>> START EXTRACTED RECORDS

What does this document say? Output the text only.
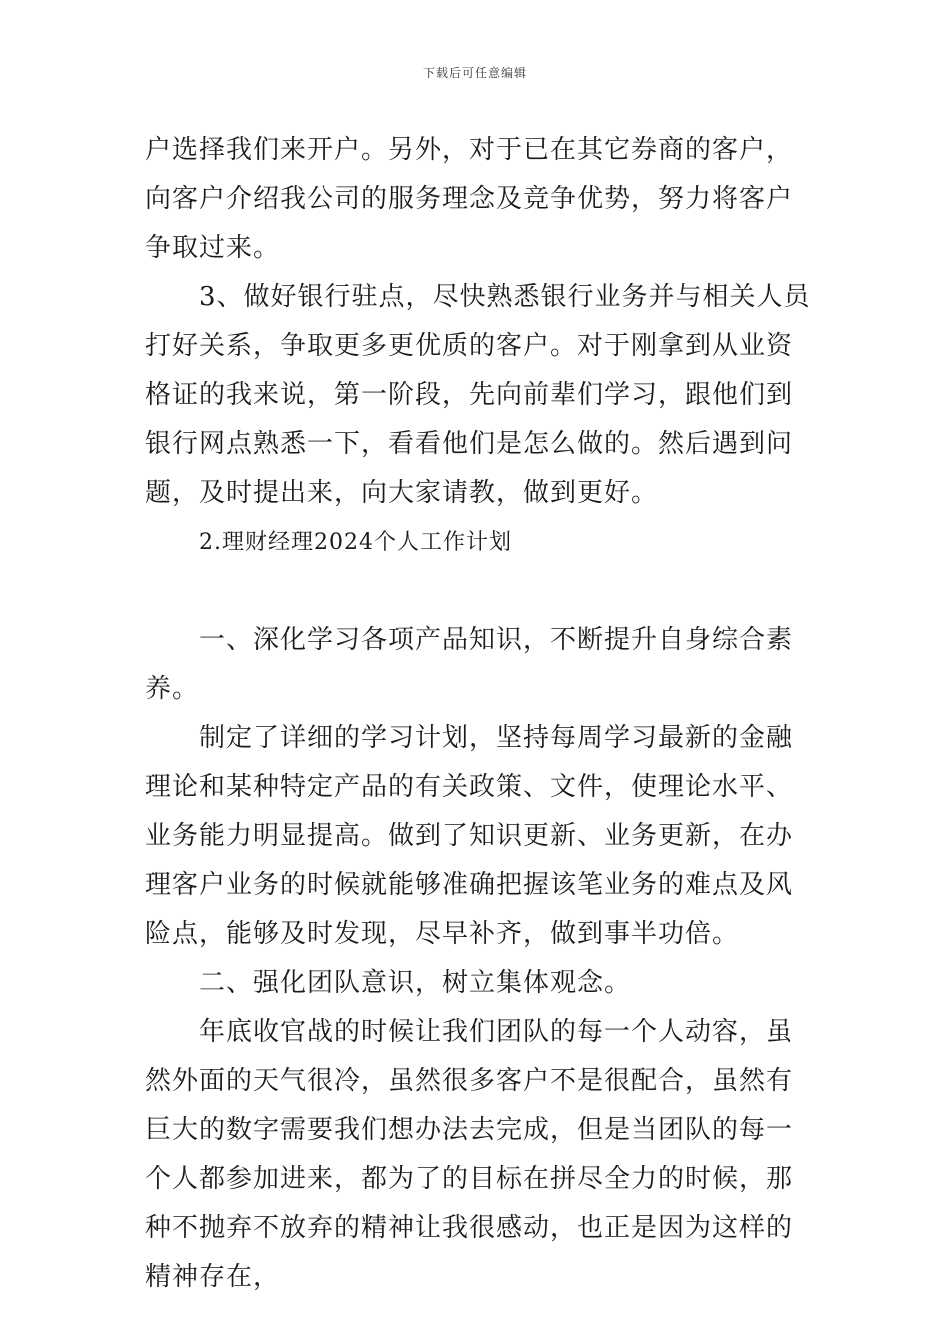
下载后可任意编辑

户选择我们来开户。另外，对于已在其它券商的客户，向客户介绍我公司的服务理念及竞争优势，努力将客户争取过来。

3、做好银行驻点，尽快熟悉银行业务并与相关人员打好关系，争取更多更优质的客户。对于刚拿到从业资格证的我来说，第一阶段，先向前辈们学习，跟他们到银行网点熟悉一下，看看他们是怎么做的。然后遇到问题，及时提出来，向大家请教，做到更好。

2.理财经理2024个人工作计划

一、深化学习各项产品知识，不断提升自身综合素养。

制定了详细的学习计划，坚持每周学习最新的金融理论和某种特定产品的有关政策、文件，使理论水平、业务能力明显提高。做到了知识更新、业务更新，在办理客户业务的时候就能够准确把握该笔业务的难点及风险点，能够及时发现，尽早补齐，做到事半功倍。

二、强化团队意识，树立集体观念。

年底收官战的时候让我们团队的每一个人动容，虽然外面的天气很冷，虽然很多客户不是很配合，虽然有巨大的数字需要我们想办法去完成，但是当团队的每一个人都参加进来，都为了的目标在拼尽全力的时候，那种不抛弃不放弃的精神让我很感动，也正是因为这样的精神存在，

>> END EXTRACTED RECORDS

▶ [REQUIREMENTS] Set down the records in full and exactly. Do not carry over any image.

▶ [FULL OUTPUT]
What does this document say? Output the text only.
下载后可任意编辑

户选择我们来开户。另外，对于已在其它券商的客户，向客户介绍我公司的服务理念及竞争优势，努力将客户争取过来。

3、做好银行驻点，尽快熟悉银行业务并与相关人员打好关系，争取更多更优质的客户。对于刚拿到从业资格证的我来说，第一阶段，先向前辈们学习，跟他们到银行网点熟悉一下，看看他们是怎么做的。然后遇到问题，及时提出来，向大家请教，做到更好。

2.理财经理2024个人工作计划

一、深化学习各项产品知识，不断提升自身综合素养。

制定了详细的学习计划，坚持每周学习最新的金融理论和某种特定产品的有关政策、文件，使理论水平、业务能力明显提高。做到了知识更新、业务更新，在办理客户业务的时候就能够准确把握该笔业务的难点及风险点，能够及时发现，尽早补齐，做到事半功倍。

二、强化团队意识，树立集体观念。

年底收官战的时候让我们团队的每一个人动容，虽然外面的天气很冷，虽然很多客户不是很配合，虽然有巨大的数字需要我们想办法去完成，但是当团队的每一个人都参加进来，都为了的目标在拼尽全力的时候，那种不抛弃不放弃的精神让我很感动，也正是因为这样的精神存在，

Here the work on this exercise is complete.